Exercise goal :: Below is a block of records; repeat each one exactly.

Entries from a dataset ::
## START

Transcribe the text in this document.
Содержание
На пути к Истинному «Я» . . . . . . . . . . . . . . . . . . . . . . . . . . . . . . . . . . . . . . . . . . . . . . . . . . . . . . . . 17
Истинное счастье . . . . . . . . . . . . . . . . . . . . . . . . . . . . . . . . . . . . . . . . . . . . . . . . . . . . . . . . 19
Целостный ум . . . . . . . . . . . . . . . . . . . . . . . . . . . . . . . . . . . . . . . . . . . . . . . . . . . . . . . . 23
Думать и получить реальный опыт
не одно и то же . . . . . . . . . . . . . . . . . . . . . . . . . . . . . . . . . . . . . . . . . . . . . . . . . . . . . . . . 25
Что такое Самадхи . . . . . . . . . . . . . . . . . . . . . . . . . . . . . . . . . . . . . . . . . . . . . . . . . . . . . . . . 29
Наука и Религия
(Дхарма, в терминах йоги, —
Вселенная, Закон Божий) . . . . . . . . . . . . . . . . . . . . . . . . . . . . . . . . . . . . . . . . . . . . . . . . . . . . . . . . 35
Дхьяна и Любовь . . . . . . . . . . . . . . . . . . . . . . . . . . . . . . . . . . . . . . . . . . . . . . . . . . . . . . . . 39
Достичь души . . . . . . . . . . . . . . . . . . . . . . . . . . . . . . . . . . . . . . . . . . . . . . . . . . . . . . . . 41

## END

Expected answer ::
Transcribe the text in this document.
Содержание
На пути к Истинному «Я» . . . . . . . . . . . . . . . . . . . . . . . . . . . . . . . . . . . . . . . . . . . . . . . . . . . . . . . . 17
Истинное счастье . . . . . . . . . . . . . . . . . . . . . . . . . . . . . . . . . . . . . . . . . . . . . . . . . . . . . . . . 19
Целостный ум . . . . . . . . . . . . . . . . . . . . . . . . . . . . . . . . . . . . . . . . . . . . . . . . . . . . . . . . 23
Думать и получить реальный опыт
не одно и то же . . . . . . . . . . . . . . . . . . . . . . . . . . . . . . . . . . . . . . . . . . . . . . . . . . . . . . . . 25
Что такое Самадхи . . . . . . . . . . . . . . . . . . . . . . . . . . . . . . . . . . . . . . . . . . . . . . . . . . . . . . . . 29
Наука и Религия
(Дхарма, в терминах йоги, —
Вселенная, Закон Божий) . . . . . . . . . . . . . . . . . . . . . . . . . . . . . . . . . . . . . . . . . . . . . . . . . . . . . . . . 35
Дхьяна и Любовь . . . . . . . . . . . . . . . . . . . . . . . . . . . . . . . . . . . . . . . . . . . . . . . . . . . . . . . . 39
Достичь души . . . . . . . . . . . . . . . . . . . . . . . . . . . . . . . . . . . . . . . . . . . . . . . . . . . . . . . . 41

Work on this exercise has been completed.